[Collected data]
┄┄┄┄┄┄┄┄┄┄

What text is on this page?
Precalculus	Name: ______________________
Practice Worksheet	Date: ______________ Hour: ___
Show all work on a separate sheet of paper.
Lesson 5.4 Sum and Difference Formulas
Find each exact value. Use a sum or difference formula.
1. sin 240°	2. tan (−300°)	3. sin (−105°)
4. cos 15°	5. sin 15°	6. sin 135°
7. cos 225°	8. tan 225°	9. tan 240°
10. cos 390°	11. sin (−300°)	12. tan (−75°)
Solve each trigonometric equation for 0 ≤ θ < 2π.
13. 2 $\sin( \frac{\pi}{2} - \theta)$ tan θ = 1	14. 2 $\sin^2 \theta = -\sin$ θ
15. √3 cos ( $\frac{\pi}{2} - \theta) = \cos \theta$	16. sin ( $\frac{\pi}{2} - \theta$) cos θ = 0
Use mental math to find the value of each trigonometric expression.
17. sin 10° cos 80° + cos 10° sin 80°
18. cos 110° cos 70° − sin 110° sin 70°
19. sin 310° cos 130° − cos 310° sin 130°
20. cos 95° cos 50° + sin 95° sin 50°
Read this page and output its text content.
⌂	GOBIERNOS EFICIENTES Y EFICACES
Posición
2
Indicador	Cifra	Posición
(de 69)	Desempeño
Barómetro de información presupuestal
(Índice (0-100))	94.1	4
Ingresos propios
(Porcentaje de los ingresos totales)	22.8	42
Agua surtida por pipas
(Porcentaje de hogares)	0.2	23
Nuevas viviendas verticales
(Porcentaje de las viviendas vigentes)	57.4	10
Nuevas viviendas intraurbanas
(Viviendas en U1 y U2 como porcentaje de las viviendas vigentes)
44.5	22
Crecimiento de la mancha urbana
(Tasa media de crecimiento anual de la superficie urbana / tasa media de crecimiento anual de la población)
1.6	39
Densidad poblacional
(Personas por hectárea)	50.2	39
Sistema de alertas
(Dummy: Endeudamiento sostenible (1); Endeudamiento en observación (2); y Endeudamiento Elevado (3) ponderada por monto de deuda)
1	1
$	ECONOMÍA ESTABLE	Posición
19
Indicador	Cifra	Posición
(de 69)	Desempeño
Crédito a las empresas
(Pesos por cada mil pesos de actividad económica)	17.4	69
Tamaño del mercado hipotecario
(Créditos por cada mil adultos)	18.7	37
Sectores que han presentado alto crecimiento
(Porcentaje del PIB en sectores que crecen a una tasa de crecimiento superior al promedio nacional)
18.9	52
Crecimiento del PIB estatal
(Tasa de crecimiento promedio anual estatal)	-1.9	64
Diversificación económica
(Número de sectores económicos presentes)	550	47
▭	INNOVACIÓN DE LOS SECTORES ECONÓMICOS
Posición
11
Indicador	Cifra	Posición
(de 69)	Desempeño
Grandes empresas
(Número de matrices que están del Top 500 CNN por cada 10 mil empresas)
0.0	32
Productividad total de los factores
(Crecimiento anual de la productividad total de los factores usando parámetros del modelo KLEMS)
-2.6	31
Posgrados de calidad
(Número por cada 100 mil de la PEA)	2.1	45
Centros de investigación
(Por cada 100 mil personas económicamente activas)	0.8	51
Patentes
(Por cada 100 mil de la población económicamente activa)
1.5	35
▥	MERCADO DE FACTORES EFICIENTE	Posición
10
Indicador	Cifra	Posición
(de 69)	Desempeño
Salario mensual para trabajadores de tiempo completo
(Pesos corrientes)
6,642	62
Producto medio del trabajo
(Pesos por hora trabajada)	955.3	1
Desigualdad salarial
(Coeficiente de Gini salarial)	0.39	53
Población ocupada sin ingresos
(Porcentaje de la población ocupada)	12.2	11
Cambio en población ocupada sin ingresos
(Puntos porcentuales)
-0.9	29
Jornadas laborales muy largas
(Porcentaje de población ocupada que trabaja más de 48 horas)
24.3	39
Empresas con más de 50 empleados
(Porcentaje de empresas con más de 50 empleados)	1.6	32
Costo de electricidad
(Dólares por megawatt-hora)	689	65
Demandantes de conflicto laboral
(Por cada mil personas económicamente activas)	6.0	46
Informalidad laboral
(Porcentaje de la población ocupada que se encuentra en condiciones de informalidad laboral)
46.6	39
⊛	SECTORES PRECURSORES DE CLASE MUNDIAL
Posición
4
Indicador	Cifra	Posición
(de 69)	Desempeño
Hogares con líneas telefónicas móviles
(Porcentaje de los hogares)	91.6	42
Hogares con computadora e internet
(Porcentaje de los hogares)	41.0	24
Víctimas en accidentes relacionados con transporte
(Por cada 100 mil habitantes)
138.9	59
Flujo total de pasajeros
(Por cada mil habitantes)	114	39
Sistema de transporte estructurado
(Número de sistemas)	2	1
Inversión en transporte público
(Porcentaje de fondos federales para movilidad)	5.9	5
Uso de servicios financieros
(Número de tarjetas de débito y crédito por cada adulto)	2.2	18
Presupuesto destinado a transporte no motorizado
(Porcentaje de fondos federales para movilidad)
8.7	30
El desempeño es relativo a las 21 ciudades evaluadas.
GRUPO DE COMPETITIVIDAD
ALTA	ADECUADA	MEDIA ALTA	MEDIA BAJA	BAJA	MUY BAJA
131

┄┄┄┄┄┄┄┄┄┄

**EXERCISE GOAL:**
Using the records above, copy each line that contains "fondos".

**ANSWER TO THIS PROBLEM:**
(Porcentaje de fondos federales para movilidad)	5.9	5
(Porcentaje de fondos federales para movilidad)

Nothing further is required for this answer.